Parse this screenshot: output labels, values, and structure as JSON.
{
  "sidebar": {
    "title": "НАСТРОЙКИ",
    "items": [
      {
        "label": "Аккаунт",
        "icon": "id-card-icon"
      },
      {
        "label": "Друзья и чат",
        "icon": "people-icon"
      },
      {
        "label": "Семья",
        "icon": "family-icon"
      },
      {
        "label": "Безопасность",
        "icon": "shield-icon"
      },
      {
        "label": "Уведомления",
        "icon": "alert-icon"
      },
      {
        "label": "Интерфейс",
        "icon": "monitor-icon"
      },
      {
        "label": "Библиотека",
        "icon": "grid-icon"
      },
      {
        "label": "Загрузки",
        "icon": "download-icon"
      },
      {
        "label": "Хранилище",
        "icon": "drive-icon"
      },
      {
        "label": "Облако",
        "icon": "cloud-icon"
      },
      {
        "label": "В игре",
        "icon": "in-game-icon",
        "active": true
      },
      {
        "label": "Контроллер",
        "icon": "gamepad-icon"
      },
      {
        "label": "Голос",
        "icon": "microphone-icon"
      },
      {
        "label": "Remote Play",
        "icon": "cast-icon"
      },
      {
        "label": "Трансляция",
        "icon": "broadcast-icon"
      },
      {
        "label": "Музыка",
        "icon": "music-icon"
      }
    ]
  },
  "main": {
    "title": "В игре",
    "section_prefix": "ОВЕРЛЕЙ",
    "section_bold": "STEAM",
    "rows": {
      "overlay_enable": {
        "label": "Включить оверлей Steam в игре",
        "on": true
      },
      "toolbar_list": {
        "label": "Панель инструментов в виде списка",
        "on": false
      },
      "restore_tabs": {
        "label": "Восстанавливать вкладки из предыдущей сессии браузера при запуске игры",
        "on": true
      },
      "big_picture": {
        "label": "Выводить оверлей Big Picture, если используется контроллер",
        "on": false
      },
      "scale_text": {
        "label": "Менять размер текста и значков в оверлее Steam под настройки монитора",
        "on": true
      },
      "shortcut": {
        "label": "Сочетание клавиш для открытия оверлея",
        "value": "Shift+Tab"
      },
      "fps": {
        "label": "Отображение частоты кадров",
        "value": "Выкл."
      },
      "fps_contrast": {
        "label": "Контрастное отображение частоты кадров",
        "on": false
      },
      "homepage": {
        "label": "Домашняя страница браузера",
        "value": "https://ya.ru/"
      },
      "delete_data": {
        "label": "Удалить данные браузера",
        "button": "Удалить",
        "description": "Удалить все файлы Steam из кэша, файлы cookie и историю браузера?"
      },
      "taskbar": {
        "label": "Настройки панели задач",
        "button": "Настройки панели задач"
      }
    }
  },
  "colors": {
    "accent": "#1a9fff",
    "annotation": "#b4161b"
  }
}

===

▶ [INSTRUCTIONS FOR THE TASK]
Above are the records. Copy every line in them holding "кадров".

▶ [ANSWER TO THE TASK]
        "label": "Отображение частоты кадров",
        "label": "Контрастное отображение частоты кадров",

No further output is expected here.